List each line of the items below that contains the word "player", copying every such line in full.
## Begin EXERCISE DATA
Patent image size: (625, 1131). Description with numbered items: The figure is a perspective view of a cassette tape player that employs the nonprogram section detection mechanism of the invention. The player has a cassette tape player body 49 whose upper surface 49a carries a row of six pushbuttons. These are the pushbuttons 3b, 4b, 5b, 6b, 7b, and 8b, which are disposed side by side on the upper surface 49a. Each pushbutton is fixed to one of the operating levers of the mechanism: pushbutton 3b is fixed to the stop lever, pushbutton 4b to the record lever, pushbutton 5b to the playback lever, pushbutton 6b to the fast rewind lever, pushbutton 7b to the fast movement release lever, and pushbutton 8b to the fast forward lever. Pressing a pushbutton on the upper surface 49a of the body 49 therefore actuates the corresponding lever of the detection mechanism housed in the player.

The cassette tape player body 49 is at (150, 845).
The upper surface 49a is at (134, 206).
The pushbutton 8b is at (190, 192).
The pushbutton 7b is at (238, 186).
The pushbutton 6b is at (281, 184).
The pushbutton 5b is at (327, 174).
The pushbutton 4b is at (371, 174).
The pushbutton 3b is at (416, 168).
## End EXERCISE DATA
EXPECTED ANSWER:
Patent image size: (625, 1131). Description with numbered items: The figure is a perspective view of a cassette tape player that employs the nonprogram section detection mechanism of the invention. The player has a cassette tape player body 49 whose upper surface 49a carries a row of six pushbuttons. These are the pushbuttons 3b, 4b, 5b, 6b, 7b, and 8b, which are disposed side by side on the upper surface 49a. Each pushbutton is fixed to one of the operating levers of the mechanism: pushbutton 3b is fixed to the stop lever, pushbutton 4b to the record lever, pushbutton 5b to the playback lever, pushbutton 6b to the fast rewind lever, pushbutton 7b to the fast movement release lever, and pushbutton 8b to the fast forward lever. Pressing a pushbutton on the upper surface 49a of the body 49 therefore actuates the corresponding lever of the detection mechanism housed in the player.
The cassette tape player body 49 is at (150, 845).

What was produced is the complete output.